▸ **INPUT RECORDS**
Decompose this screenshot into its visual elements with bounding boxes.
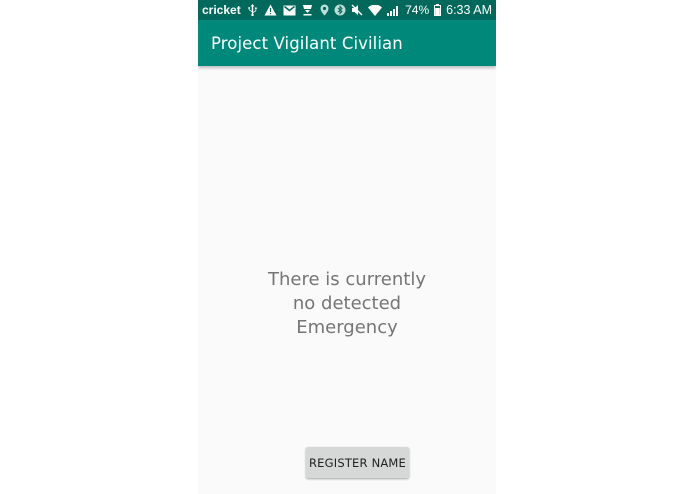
warning-icon xyxy=(264,4,277,16)
wifi-icon xyxy=(368,4,383,16)
battery-percent: 74% xyxy=(405,3,430,17)
download-icon xyxy=(302,4,313,16)
clock: 6:33 AM xyxy=(446,3,492,17)
phone-screen: cricket 74% 6:33 AM Project Vigilant Civ… xyxy=(198,0,496,494)
bluetooth-icon xyxy=(334,4,346,16)
register-name-button[interactable]: REGISTER NAME xyxy=(306,447,409,478)
app-bar: Project Vigilant Civilian xyxy=(198,20,496,66)
mute-icon xyxy=(351,4,363,16)
gmail-icon xyxy=(283,5,296,16)
battery-icon xyxy=(434,4,442,16)
status-bar: cricket 74% 6:33 AM xyxy=(198,0,496,20)
app-title: Project Vigilant Civilian xyxy=(211,33,403,53)
status-right: 74% 6:33 AM xyxy=(320,3,492,17)
message-line-2: no detected xyxy=(292,293,402,314)
signal-icon xyxy=(387,5,400,16)
carrier-label: cricket xyxy=(202,3,241,17)
status-left: cricket xyxy=(202,3,313,17)
location-icon xyxy=(320,4,329,16)
emergency-status-message: There is currently no detected Emergency xyxy=(198,268,496,340)
message-line-3: Emergency xyxy=(296,317,398,338)
message-line-1: There is currently xyxy=(268,269,426,290)
usb-icon xyxy=(247,4,258,16)
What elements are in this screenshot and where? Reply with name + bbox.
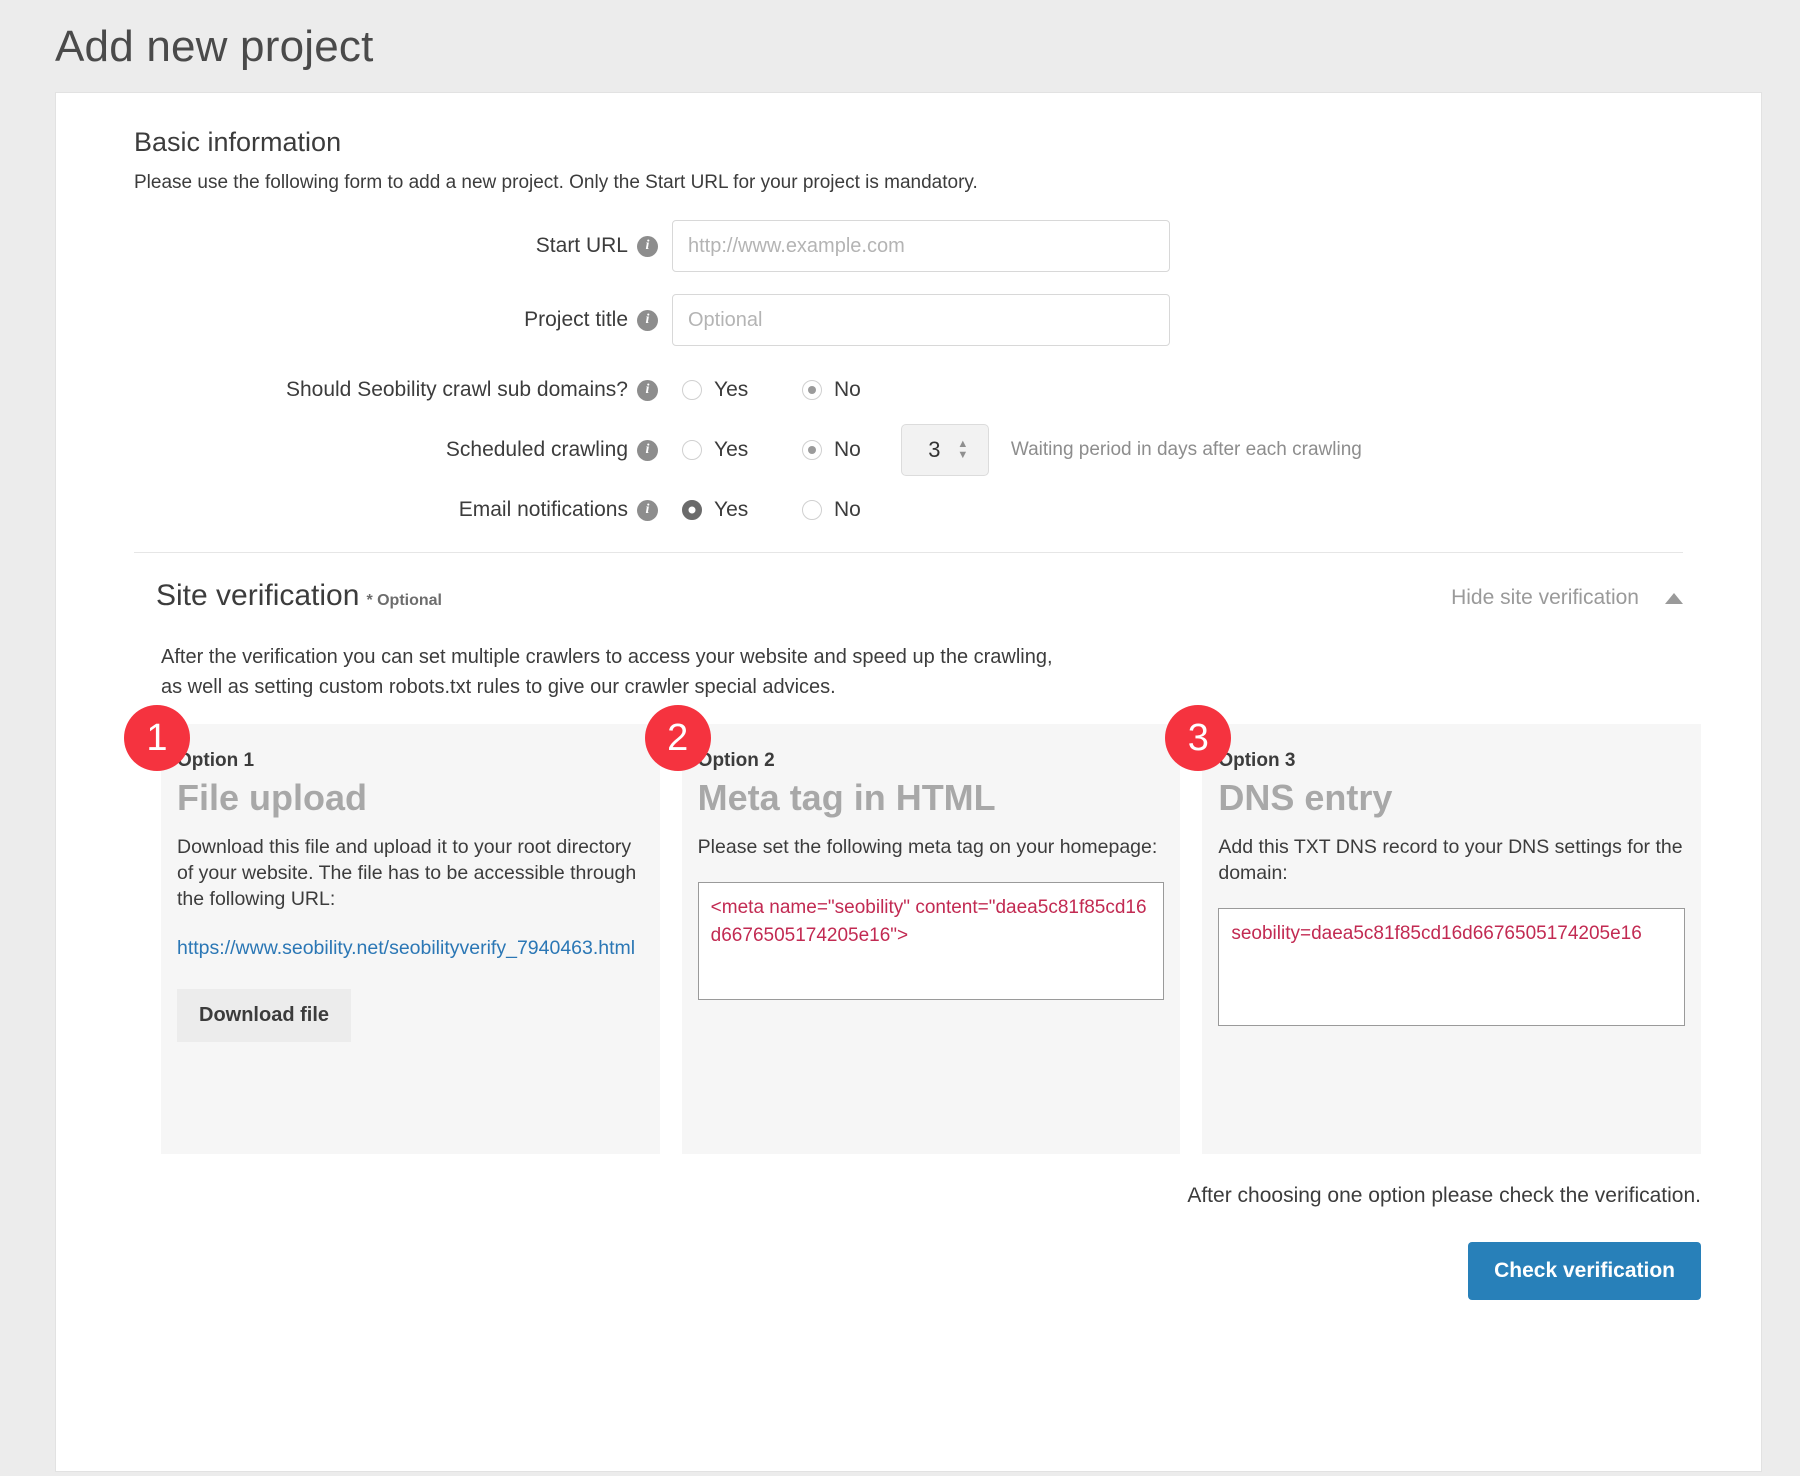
verification-footer: After choosing one option please check t… xyxy=(56,1154,1761,1300)
dns-record-code-box[interactable]: seobility=daea5c81f85cd16d6676505174205e… xyxy=(1218,908,1685,1026)
email-notifications-radio-no[interactable]: No xyxy=(798,498,861,522)
sub-domains-control: Yes No xyxy=(672,378,861,402)
option-1-text: Download this file and upload it to your… xyxy=(177,834,644,913)
start-url-input[interactable] xyxy=(672,220,1170,272)
option-badge-1: 1 xyxy=(124,705,190,771)
radio-label: Yes xyxy=(714,498,748,522)
form-row-scheduled-crawling: Scheduled crawling i Yes No xyxy=(56,424,1761,476)
waiting-days-input[interactable] xyxy=(921,437,947,463)
site-verification-description: After the verification you can set multi… xyxy=(56,613,1761,702)
chevron-up-icon[interactable]: ▲ xyxy=(957,440,968,449)
email-notifications-control: Yes No xyxy=(672,498,861,522)
radio-dot[interactable] xyxy=(682,380,702,400)
start-url-control xyxy=(672,220,1170,272)
start-url-label-wrap: Start URL i xyxy=(56,234,672,258)
main-card: Basic information Please use the followi… xyxy=(55,92,1762,1472)
hide-site-verification-label: Hide site verification xyxy=(1451,586,1639,610)
meta-tag-code-box[interactable]: <meta name="seobility" content="daea5c81… xyxy=(698,882,1165,1000)
form-row-start-url: Start URL i xyxy=(56,220,1761,272)
info-icon[interactable]: i xyxy=(637,310,658,331)
verification-file-link[interactable]: https://www.seobility.net/seobilityverif… xyxy=(177,935,644,961)
email-notifications-radio-yes[interactable]: Yes xyxy=(672,498,798,522)
info-icon[interactable]: i xyxy=(637,440,658,461)
scheduled-crawling-control: Yes No ▲ ▼ Waiting period in days after … xyxy=(672,424,1362,476)
form-row-sub-domains: Should Seobility crawl sub domains? i Ye… xyxy=(56,378,1761,402)
sub-domains-radio-yes[interactable]: Yes xyxy=(672,378,798,402)
radio-dot[interactable] xyxy=(802,500,822,520)
chevron-down-icon[interactable]: ▼ xyxy=(957,451,968,460)
download-file-button[interactable]: Download file xyxy=(177,989,351,1042)
radio-dot[interactable] xyxy=(682,440,702,460)
email-notifications-radio-group: Yes No xyxy=(672,498,861,522)
radio-label: Yes xyxy=(714,438,748,462)
email-notifications-label: Email notifications xyxy=(459,498,628,522)
scheduled-crawling-label: Scheduled crawling xyxy=(446,438,628,462)
scheduled-crawling-radio-yes[interactable]: Yes xyxy=(672,438,798,462)
project-title-label-wrap: Project title i xyxy=(56,308,672,332)
option-card-file-upload: 1 Option 1 File upload Download this fil… xyxy=(161,724,660,1154)
site-verification-heading: Site verification xyxy=(156,579,359,613)
radio-label: No xyxy=(834,498,861,522)
form-row-project-title: Project title i xyxy=(56,294,1761,346)
email-notifications-label-wrap: Email notifications i xyxy=(56,498,672,522)
verification-options: 1 Option 1 File upload Download this fil… xyxy=(56,702,1761,1154)
scheduled-crawling-label-wrap: Scheduled crawling i xyxy=(56,438,672,462)
start-url-label: Start URL xyxy=(536,234,628,258)
basic-information-heading: Basic information xyxy=(56,127,1761,158)
optional-tag: * Optional xyxy=(366,592,442,610)
option-card-meta-tag: 2 Option 2 Meta tag in HTML Please set t… xyxy=(682,724,1181,1154)
basic-information-section: Basic information Please use the followi… xyxy=(56,93,1761,522)
info-icon[interactable]: i xyxy=(637,380,658,401)
option-card-dns-entry: 3 Option 3 DNS entry Add this TXT DNS re… xyxy=(1202,724,1701,1154)
radio-label: No xyxy=(834,438,861,462)
form-row-email-notifications: Email notifications i Yes No xyxy=(56,498,1761,522)
waiting-days-help: Waiting period in days after each crawli… xyxy=(1011,439,1362,461)
page-title: Add new project xyxy=(0,0,1800,92)
scheduled-crawling-radio-no[interactable]: No xyxy=(798,438,861,462)
option-badge-2: 2 xyxy=(645,705,711,771)
sub-domains-radio-no[interactable]: No xyxy=(798,378,861,402)
verification-desc-line-1: After the verification you can set multi… xyxy=(161,643,1683,673)
stepper-arrows-icon[interactable]: ▲ ▼ xyxy=(957,440,968,460)
project-title-input[interactable] xyxy=(672,294,1170,346)
option-3-text: Add this TXT DNS record to your DNS sett… xyxy=(1218,834,1685,887)
radio-dot[interactable] xyxy=(802,380,822,400)
radio-dot[interactable] xyxy=(682,500,702,520)
scheduled-crawling-radio-group: Yes No xyxy=(672,438,861,462)
verification-desc-line-2: as well as setting custom robots.txt rul… xyxy=(161,673,1683,703)
caret-up-icon[interactable] xyxy=(1665,593,1683,604)
option-3-heading: DNS entry xyxy=(1218,778,1685,818)
project-title-control xyxy=(672,294,1170,346)
site-verification-section: Site verification * Optional Hide site v… xyxy=(56,553,1761,1300)
verification-footer-note: After choosing one option please check t… xyxy=(56,1184,1701,1208)
site-verification-header: Site verification * Optional Hide site v… xyxy=(56,579,1761,613)
project-title-label: Project title xyxy=(524,308,628,332)
option-1-kicker: Option 1 xyxy=(177,750,644,772)
hide-site-verification-toggle[interactable]: Hide site verification xyxy=(1451,586,1683,613)
waiting-days-stepper[interactable]: ▲ ▼ xyxy=(901,424,989,476)
option-2-text: Please set the following meta tag on you… xyxy=(698,834,1165,860)
option-3-kicker: Option 3 xyxy=(1218,750,1685,772)
sub-domains-label-wrap: Should Seobility crawl sub domains? i xyxy=(56,378,672,402)
sub-domains-radio-group: Yes No xyxy=(672,378,861,402)
radio-label: No xyxy=(834,378,861,402)
check-verification-button[interactable]: Check verification xyxy=(1468,1242,1701,1300)
site-verification-title-wrap: Site verification * Optional xyxy=(156,579,442,613)
info-icon[interactable]: i xyxy=(637,500,658,521)
radio-dot[interactable] xyxy=(802,440,822,460)
info-icon[interactable]: i xyxy=(637,236,658,257)
basic-information-description: Please use the following form to add a n… xyxy=(56,172,1761,194)
option-1-heading: File upload xyxy=(177,778,644,818)
radio-label: Yes xyxy=(714,378,748,402)
option-2-heading: Meta tag in HTML xyxy=(698,778,1165,818)
sub-domains-label: Should Seobility crawl sub domains? xyxy=(286,378,628,402)
option-2-kicker: Option 2 xyxy=(698,750,1165,772)
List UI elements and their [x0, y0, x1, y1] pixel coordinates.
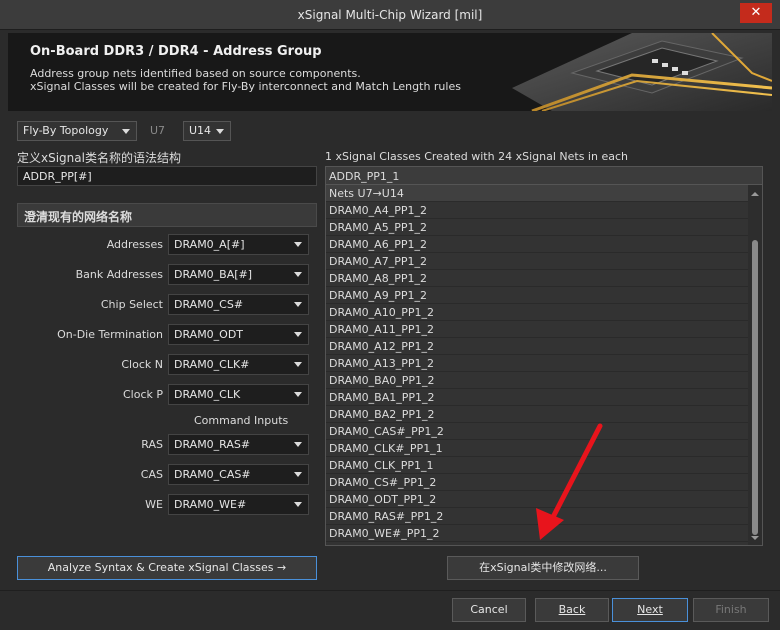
modify-nets-button[interactable]: 在xSignal类中修改网络...: [447, 556, 639, 580]
net-list-item[interactable]: DRAM0_A4_PP1_2: [326, 202, 748, 219]
addresses-label: Addresses: [106, 238, 163, 251]
vertical-scrollbar[interactable]: [748, 185, 762, 545]
chevron-down-icon: [294, 502, 302, 507]
clock-n-label: Clock N: [121, 358, 163, 371]
chip-select-value: DRAM0_CS#: [174, 298, 244, 311]
chip-select-dropdown[interactable]: DRAM0_CS#: [168, 294, 309, 315]
net-list-item[interactable]: DRAM0_BA0_PP1_2: [326, 372, 748, 389]
on-die-termination-value: DRAM0_ODT: [174, 328, 244, 341]
chevron-down-icon: [294, 392, 302, 397]
ras-dropdown[interactable]: DRAM0_RAS#: [168, 434, 309, 455]
bank-addresses-label: Bank Addresses: [75, 268, 163, 281]
chevron-down-icon: [294, 332, 302, 337]
net-list-item[interactable]: DRAM0_A11_PP1_2: [326, 321, 748, 338]
cas-label: CAS: [140, 468, 163, 481]
cancel-button[interactable]: Cancel: [452, 598, 526, 622]
we-label: WE: [145, 498, 163, 511]
destination-component-value: U14: [189, 124, 212, 137]
ras-label: RAS: [141, 438, 163, 451]
net-list-item[interactable]: DRAM0_A5_PP1_2: [326, 219, 748, 236]
net-list-item[interactable]: DRAM0_A8_PP1_2: [326, 270, 748, 287]
back-button[interactable]: Back: [535, 598, 609, 622]
command-inputs-heading: Command Inputs: [194, 414, 289, 427]
destination-component-dropdown[interactable]: U14: [183, 121, 231, 141]
source-component: U7: [150, 124, 166, 137]
title-bar: xSignal Multi-Chip Wizard [mil] ✕: [0, 0, 780, 30]
on-die-termination-label: On-Die Termination: [57, 328, 163, 341]
banner-title: On-Board DDR3 / DDR4 - Address Group: [30, 44, 322, 59]
section-header: 澄清现有的网络名称: [17, 203, 317, 227]
on-die-termination-dropdown[interactable]: DRAM0_ODT: [168, 324, 309, 345]
bank-addresses-value: DRAM0_BA[#]: [174, 268, 253, 281]
net-list-item[interactable]: DRAM0_A7_PP1_2: [326, 253, 748, 270]
cas-value: DRAM0_CAS#: [174, 468, 251, 481]
clock-n-dropdown[interactable]: DRAM0_CLK#: [168, 354, 309, 375]
clock-p-label: Clock P: [122, 388, 163, 401]
close-button[interactable]: ✕: [740, 3, 772, 23]
addresses-dropdown[interactable]: DRAM0_A[#]: [168, 234, 309, 255]
nets-header: Nets U7→U14: [326, 185, 748, 202]
addresses-value: DRAM0_A[#]: [174, 238, 245, 251]
net-list-item[interactable]: DRAM0_A9_PP1_2: [326, 287, 748, 304]
chip-illustration: [512, 33, 772, 111]
syntax-label: 定义xSignal类名称的语法结构: [17, 151, 181, 165]
scroll-up-icon[interactable]: [751, 192, 759, 196]
next-button[interactable]: Next: [612, 598, 688, 622]
net-list-item[interactable]: DRAM0_A13_PP1_2: [326, 355, 748, 372]
chevron-down-icon: [294, 242, 302, 247]
net-list-item[interactable]: DRAM0_A12_PP1_2: [326, 338, 748, 355]
net-list-item[interactable]: DRAM0_A10_PP1_2: [326, 304, 748, 321]
scroll-thumb[interactable]: [752, 240, 758, 535]
class-name-header: ADDR_PP1_1: [326, 167, 762, 185]
window-title: xSignal Multi-Chip Wizard [mil]: [297, 8, 483, 22]
syntax-input[interactable]: ADDR_PP[#]: [17, 166, 317, 186]
ras-value: DRAM0_RAS#: [174, 438, 251, 451]
topology-value: Fly-By Topology: [23, 124, 109, 137]
bank-addresses-dropdown[interactable]: DRAM0_BA[#]: [168, 264, 309, 285]
chevron-down-icon: [294, 302, 302, 307]
chevron-down-icon: [294, 272, 302, 277]
results-summary: 1 xSignal Classes Created with 24 xSigna…: [325, 150, 628, 163]
scroll-down-icon[interactable]: [751, 536, 759, 540]
chevron-down-icon: [294, 362, 302, 367]
banner-description-line2: xSignal Classes will be created for Fly-…: [30, 80, 461, 93]
banner-description-line1: Address group nets identified based on s…: [30, 67, 361, 80]
chevron-down-icon: [216, 129, 224, 134]
clock-p-dropdown[interactable]: DRAM0_CLK: [168, 384, 309, 405]
wizard-banner: On-Board DDR3 / DDR4 - Address Group Add…: [8, 33, 772, 111]
chevron-down-icon: [294, 472, 302, 477]
we-dropdown[interactable]: DRAM0_WE#: [168, 494, 309, 515]
we-value: DRAM0_WE#: [174, 498, 247, 511]
net-list-item[interactable]: DRAM0_A6_PP1_2: [326, 236, 748, 253]
chevron-down-icon: [294, 442, 302, 447]
clock-p-value: DRAM0_CLK: [174, 388, 241, 401]
clock-n-value: DRAM0_CLK#: [174, 358, 250, 371]
annotation-arrow-icon: [536, 423, 603, 540]
chevron-down-icon: [122, 129, 130, 134]
finish-button: Finish: [693, 598, 769, 622]
topology-dropdown[interactable]: Fly-By Topology: [17, 121, 137, 141]
net-list-item[interactable]: DRAM0_BA1_PP1_2: [326, 389, 748, 406]
chip-select-label: Chip Select: [100, 298, 163, 311]
analyze-syntax-button[interactable]: Analyze Syntax & Create xSignal Classes …: [17, 556, 317, 580]
cas-dropdown[interactable]: DRAM0_CAS#: [168, 464, 309, 485]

▸ **AIM**
Return the lines of the records that start with the line containing "verification-footer: After choosing" and continue through the line containing "hide-site-verification-label: Hide site", reproduced verbatim.

▸ **RESPONSE TO THE TASK**
verification-footer: After choosing one option please check t… xyxy=(56,1154,1761,1300)
dns-record-code-box[interactable]: seobility=daea5c81f85cd16d6676505174205e… xyxy=(1218,908,1685,1026)
email-notifications-radio-no[interactable]: No xyxy=(798,498,861,522)
sub-domains-control: Yes No xyxy=(672,378,861,402)
option-1-text: Download this file and upload it to your… xyxy=(177,834,644,913)
start-url-input[interactable] xyxy=(672,220,1170,272)
option-badge-1: 1 xyxy=(124,705,190,771)
radio-label: Yes xyxy=(714,498,748,522)
form-row-scheduled-crawling: Scheduled crawling i Yes No xyxy=(56,424,1761,476)
waiting-days-input[interactable] xyxy=(921,437,947,463)
site-verification-description: After the verification you can set multi… xyxy=(56,613,1761,702)
chevron-up-icon[interactable]: ▲ xyxy=(957,440,968,449)
email-notifications-control: Yes No xyxy=(672,498,861,522)
radio-dot[interactable] xyxy=(682,380,702,400)
start-url-control xyxy=(672,220,1170,272)
start-url-label-wrap: Start URL i xyxy=(56,234,672,258)
main-card: Basic information Please use the followi… xyxy=(55,92,1762,1472)
hide-site-verification-label: Hide site verification xyxy=(1451,586,1639,610)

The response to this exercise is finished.